● **Task instructions**
Show every line in the records below that contains the word "установленных".

Raw records:
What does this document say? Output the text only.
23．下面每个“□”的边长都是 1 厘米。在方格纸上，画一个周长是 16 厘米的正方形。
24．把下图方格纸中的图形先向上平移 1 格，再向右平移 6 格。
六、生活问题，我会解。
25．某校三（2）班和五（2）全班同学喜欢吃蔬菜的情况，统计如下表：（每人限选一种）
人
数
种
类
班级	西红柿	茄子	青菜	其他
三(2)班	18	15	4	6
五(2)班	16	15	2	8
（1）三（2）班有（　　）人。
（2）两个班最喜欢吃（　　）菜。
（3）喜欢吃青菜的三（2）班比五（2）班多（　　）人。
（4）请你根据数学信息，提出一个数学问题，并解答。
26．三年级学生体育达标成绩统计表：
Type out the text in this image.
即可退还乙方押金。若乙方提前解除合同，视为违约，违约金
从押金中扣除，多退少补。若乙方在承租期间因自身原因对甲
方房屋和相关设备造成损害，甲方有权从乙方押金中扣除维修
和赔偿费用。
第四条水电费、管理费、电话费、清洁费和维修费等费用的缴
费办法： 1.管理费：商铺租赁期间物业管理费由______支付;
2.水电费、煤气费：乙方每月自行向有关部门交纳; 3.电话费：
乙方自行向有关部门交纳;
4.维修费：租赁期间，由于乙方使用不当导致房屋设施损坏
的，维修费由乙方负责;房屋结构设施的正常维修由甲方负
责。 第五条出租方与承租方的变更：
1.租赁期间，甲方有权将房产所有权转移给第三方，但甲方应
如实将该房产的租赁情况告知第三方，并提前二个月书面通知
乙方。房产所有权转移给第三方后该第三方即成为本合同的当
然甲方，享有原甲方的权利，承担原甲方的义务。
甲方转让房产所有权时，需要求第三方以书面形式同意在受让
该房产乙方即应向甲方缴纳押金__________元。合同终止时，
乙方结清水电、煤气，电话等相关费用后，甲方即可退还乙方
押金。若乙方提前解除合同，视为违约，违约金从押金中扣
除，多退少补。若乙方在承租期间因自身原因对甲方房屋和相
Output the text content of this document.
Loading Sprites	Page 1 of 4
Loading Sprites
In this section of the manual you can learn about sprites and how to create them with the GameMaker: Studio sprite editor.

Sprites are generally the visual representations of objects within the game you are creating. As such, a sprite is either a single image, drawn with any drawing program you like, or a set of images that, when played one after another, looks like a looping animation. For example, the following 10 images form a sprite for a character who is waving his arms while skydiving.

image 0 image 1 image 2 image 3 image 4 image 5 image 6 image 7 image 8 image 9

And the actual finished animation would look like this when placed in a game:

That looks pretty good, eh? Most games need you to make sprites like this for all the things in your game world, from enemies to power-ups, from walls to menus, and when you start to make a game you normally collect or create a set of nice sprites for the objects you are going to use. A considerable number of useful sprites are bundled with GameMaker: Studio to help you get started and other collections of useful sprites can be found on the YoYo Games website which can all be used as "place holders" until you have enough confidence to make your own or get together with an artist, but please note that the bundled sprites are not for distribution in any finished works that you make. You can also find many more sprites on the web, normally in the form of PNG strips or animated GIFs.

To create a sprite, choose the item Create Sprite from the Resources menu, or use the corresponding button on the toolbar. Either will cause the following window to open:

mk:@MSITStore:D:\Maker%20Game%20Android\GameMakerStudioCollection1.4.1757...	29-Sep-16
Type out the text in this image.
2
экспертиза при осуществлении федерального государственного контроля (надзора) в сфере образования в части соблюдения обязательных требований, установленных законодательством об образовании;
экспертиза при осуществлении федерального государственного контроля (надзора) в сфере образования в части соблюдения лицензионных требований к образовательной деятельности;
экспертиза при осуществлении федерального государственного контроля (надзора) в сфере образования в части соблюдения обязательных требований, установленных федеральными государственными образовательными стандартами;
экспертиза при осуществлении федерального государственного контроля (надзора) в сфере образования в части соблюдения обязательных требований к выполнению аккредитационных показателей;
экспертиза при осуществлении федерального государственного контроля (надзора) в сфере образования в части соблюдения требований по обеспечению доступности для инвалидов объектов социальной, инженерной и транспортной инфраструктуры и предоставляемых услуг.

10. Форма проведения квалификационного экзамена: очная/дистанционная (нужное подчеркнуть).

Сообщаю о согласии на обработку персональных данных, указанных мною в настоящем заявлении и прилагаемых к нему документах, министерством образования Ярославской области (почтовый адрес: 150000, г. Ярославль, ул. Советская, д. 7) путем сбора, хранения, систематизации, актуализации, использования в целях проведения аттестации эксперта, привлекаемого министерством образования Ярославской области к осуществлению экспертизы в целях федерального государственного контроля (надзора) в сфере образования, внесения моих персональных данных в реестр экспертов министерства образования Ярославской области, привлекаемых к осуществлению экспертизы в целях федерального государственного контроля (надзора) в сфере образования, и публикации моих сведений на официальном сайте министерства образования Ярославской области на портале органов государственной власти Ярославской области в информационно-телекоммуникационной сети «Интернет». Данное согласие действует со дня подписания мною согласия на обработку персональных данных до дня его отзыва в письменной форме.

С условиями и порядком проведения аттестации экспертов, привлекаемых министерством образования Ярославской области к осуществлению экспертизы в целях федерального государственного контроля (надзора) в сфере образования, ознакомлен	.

● **Answer to this problem**
экспертиза при осуществлении федерального государственного контроля (надзора) в сфере образования в части соблюдения обязательных требований, установленных законодательством об образовании;
экспертиза при осуществлении федерального государственного контроля (надзора) в сфере образования в части соблюдения обязательных требований, установленных федеральными государственными образовательными стандартами;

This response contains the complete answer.